======== Material for this exercise ========

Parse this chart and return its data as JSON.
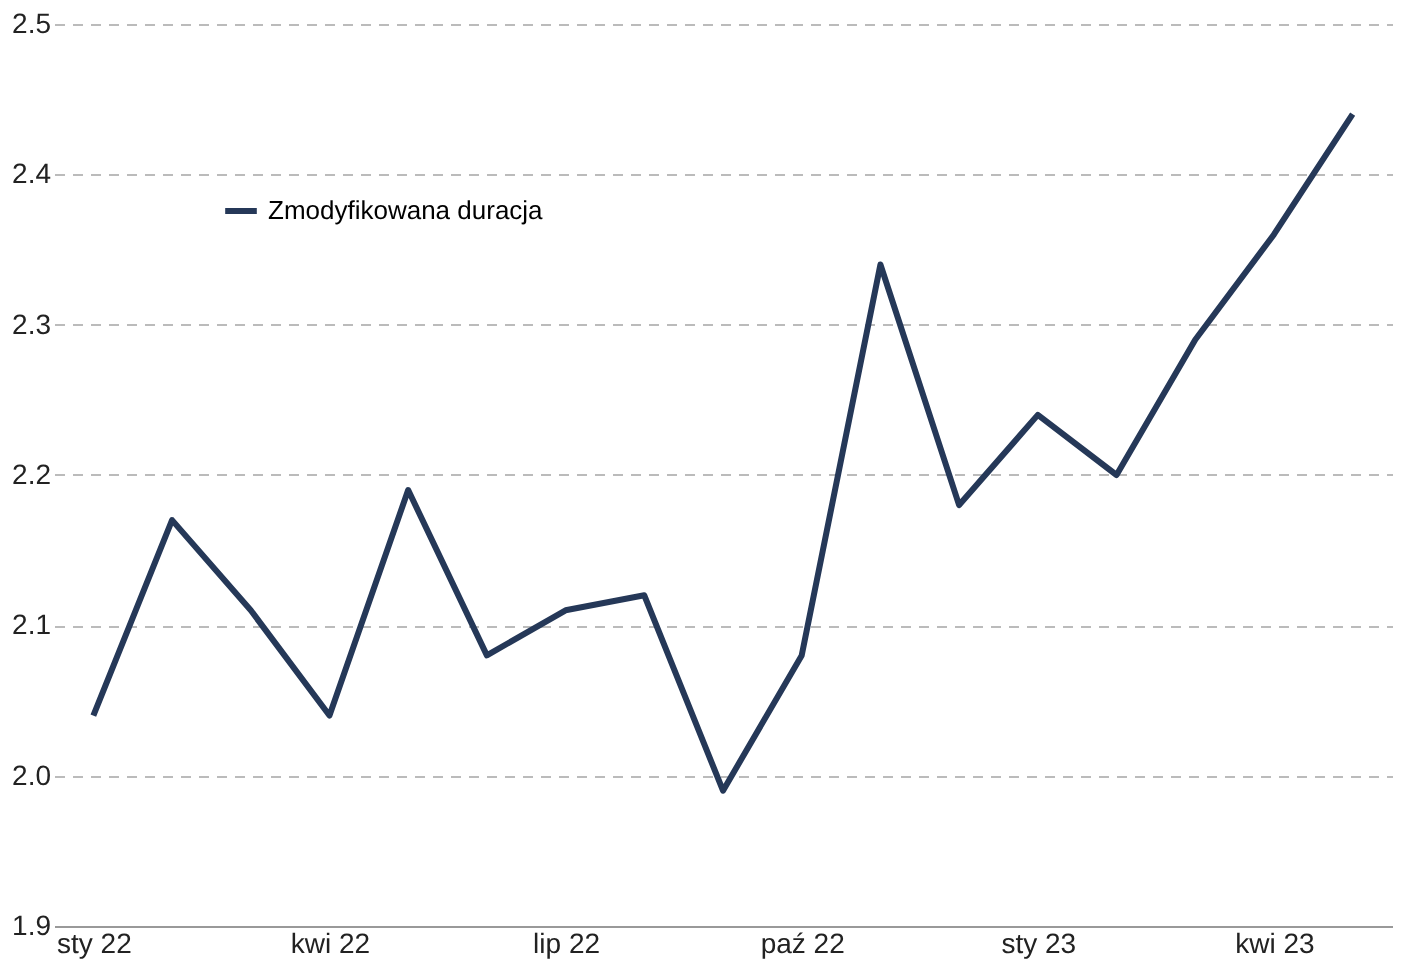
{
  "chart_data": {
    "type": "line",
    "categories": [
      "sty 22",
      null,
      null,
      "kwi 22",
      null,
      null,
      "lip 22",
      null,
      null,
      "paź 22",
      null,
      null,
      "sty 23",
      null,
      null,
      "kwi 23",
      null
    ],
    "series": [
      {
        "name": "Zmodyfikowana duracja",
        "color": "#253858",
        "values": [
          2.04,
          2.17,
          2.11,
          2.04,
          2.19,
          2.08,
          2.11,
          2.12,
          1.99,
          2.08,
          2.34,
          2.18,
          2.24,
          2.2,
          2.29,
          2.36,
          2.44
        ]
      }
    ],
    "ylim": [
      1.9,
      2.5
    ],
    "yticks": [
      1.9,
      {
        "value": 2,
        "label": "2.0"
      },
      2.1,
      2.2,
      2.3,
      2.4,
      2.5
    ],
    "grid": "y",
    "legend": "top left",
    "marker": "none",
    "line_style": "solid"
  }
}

========
======== Material for this exercise ========

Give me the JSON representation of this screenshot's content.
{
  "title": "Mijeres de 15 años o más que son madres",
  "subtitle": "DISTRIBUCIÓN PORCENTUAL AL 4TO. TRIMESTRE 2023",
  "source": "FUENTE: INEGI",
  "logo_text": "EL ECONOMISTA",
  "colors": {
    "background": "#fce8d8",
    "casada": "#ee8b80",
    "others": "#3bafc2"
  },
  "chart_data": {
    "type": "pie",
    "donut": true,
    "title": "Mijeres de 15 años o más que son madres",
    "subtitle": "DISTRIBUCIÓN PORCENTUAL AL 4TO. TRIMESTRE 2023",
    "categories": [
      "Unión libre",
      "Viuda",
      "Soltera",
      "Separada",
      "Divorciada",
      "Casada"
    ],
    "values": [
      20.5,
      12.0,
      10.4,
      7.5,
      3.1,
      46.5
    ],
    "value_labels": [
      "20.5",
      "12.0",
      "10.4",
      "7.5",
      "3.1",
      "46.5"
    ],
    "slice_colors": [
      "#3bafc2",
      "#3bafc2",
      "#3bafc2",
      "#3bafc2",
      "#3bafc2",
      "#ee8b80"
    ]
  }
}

========

*Exercise requirements*. Which lines include the word "Mijeres"? List them all.

*Solution*.
  "title": "Mijeres de 15 años o más que son madres",
    "title": "Mijeres de 15 años o más que son madres",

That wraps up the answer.